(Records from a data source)
┄┄┄┄┄┄

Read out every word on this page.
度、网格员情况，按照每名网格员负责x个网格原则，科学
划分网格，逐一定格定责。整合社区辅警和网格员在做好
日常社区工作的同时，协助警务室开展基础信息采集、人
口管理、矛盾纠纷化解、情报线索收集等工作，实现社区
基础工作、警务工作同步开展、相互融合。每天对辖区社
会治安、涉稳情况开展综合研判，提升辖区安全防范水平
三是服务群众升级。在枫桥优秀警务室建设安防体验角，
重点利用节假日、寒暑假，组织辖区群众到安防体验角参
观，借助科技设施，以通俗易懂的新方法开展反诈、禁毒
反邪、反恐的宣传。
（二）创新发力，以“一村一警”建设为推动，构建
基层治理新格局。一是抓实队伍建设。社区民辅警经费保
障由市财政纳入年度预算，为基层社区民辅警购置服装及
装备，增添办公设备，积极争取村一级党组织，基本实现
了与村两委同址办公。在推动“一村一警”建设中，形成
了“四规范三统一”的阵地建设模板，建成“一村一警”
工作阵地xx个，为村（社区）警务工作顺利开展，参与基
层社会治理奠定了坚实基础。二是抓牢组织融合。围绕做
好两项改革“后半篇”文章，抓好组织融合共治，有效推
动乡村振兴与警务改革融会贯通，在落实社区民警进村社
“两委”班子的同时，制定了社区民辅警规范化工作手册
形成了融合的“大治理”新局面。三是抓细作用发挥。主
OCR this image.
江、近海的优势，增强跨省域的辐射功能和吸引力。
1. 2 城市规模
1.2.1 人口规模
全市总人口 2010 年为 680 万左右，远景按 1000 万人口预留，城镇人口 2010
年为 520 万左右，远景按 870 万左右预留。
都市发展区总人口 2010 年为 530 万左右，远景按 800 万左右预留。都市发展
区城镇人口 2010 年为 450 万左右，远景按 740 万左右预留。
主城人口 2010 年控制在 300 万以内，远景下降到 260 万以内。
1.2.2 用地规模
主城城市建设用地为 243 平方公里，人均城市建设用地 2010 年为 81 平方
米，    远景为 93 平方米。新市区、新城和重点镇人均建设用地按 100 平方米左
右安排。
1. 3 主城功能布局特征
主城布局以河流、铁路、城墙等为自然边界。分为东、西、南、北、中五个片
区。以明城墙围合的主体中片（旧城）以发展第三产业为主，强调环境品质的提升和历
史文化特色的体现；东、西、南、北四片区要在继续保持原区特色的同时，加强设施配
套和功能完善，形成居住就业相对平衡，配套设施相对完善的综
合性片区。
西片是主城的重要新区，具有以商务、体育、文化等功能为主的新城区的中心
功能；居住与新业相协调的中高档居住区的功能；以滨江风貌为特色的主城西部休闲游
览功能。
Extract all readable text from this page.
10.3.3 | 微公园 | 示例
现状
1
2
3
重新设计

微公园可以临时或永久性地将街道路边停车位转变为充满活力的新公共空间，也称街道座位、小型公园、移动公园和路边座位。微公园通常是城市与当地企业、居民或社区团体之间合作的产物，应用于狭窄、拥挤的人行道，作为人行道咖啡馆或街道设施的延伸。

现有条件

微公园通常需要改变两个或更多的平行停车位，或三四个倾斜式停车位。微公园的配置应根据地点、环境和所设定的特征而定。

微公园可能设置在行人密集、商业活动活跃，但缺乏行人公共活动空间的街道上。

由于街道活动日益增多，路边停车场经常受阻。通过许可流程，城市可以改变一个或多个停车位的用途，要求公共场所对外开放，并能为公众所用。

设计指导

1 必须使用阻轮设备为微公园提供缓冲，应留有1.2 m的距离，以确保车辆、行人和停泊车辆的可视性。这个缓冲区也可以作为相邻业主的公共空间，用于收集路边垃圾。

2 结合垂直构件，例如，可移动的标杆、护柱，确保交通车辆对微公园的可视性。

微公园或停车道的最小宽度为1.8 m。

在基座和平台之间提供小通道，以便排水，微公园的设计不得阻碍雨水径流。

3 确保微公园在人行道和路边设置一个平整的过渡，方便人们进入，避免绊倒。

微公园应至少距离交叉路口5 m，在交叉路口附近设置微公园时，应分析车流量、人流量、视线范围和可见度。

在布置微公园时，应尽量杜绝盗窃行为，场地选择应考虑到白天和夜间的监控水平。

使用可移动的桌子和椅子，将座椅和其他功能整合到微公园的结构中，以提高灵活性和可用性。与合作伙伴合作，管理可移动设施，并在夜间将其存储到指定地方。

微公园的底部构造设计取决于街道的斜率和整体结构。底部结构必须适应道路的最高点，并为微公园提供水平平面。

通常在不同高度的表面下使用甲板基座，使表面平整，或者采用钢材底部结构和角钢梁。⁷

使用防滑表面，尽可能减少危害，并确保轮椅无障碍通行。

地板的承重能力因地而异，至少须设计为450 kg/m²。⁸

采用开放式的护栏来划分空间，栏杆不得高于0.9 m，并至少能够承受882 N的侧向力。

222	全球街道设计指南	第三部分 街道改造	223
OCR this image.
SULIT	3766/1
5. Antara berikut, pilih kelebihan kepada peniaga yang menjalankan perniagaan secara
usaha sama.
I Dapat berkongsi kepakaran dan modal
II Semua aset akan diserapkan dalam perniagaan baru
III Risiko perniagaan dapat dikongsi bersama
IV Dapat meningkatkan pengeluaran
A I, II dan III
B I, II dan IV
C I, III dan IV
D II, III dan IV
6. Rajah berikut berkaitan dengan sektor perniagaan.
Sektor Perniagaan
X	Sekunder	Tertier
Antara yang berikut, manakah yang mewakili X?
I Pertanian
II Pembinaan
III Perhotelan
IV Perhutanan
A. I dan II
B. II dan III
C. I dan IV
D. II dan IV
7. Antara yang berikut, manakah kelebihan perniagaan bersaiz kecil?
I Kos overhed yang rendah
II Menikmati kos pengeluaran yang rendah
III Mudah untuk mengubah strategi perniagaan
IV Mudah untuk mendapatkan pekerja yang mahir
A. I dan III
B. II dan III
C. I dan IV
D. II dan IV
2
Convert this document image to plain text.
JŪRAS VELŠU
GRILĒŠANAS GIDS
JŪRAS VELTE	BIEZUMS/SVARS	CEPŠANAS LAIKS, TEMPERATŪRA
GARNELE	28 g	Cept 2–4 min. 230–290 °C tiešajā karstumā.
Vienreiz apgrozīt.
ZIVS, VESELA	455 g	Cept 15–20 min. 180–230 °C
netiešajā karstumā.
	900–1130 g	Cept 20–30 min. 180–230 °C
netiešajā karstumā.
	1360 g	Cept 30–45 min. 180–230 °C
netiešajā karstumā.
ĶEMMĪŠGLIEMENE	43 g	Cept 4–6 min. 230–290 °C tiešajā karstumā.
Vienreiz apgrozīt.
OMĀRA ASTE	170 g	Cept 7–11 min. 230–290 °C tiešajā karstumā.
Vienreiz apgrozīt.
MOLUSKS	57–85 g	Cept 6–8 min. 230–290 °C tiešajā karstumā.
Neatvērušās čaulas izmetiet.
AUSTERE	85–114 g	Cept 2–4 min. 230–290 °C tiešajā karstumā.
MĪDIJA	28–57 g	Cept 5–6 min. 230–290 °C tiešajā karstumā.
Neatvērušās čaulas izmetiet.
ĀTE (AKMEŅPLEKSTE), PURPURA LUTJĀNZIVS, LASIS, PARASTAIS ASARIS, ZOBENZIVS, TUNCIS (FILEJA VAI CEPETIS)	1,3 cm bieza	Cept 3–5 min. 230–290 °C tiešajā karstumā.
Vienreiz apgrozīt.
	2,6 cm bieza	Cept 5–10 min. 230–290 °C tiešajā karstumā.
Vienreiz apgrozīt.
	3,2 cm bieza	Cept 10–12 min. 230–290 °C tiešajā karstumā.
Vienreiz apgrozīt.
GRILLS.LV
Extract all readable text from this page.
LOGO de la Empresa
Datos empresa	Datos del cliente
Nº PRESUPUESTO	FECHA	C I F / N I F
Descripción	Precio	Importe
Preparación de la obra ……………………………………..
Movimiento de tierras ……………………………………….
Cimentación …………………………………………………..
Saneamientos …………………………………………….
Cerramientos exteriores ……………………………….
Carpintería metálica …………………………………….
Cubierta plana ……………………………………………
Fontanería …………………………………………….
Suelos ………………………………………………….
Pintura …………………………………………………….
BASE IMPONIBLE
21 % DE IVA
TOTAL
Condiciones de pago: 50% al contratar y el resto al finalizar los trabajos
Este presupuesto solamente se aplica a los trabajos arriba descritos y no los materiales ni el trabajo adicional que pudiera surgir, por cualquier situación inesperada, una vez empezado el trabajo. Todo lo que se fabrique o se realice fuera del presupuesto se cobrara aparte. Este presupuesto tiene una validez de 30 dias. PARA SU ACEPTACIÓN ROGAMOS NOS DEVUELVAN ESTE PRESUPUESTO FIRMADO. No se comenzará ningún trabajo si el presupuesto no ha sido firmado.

┄┄┄┄┄┄

**Required task**
Figure out how many lines of the data above include "kelebihan", then give the number and nothing more.

**The result**
2